→ Supplied data
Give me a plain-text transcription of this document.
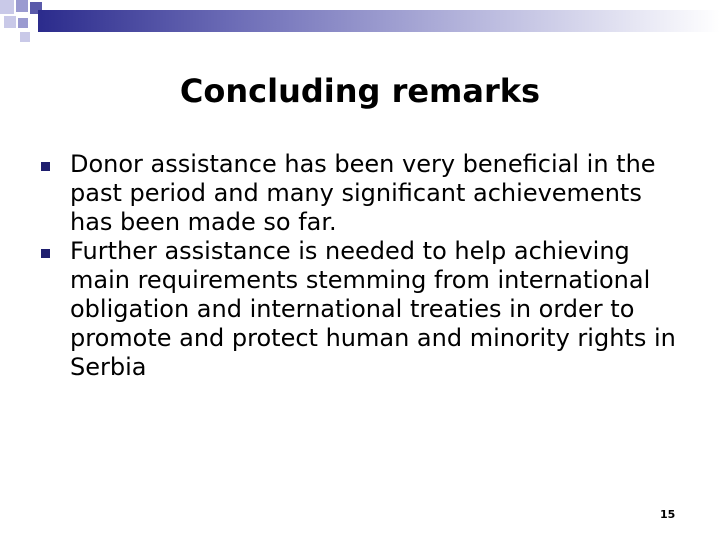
Concluding remarks
Donor assistance has been very beneficial in the past period and many significant achievements has been made so far.
Further assistance is needed to help achieving main requirements stemming from international obligation and international treaties in order to promote and protect human and minority rights in Serbia
15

→ Task objective
Using the material above, retype each entry exactly and omit the pictures.

→ Solution to the problem
Give me a plain-text transcription of this document.
Concluding remarks
Donor assistance has been very beneficial in the past period and many significant achievements has been made so far.
Further assistance is needed to help achieving main requirements stemming from international obligation and international treaties in order to promote and protect human and minority rights in Serbia
15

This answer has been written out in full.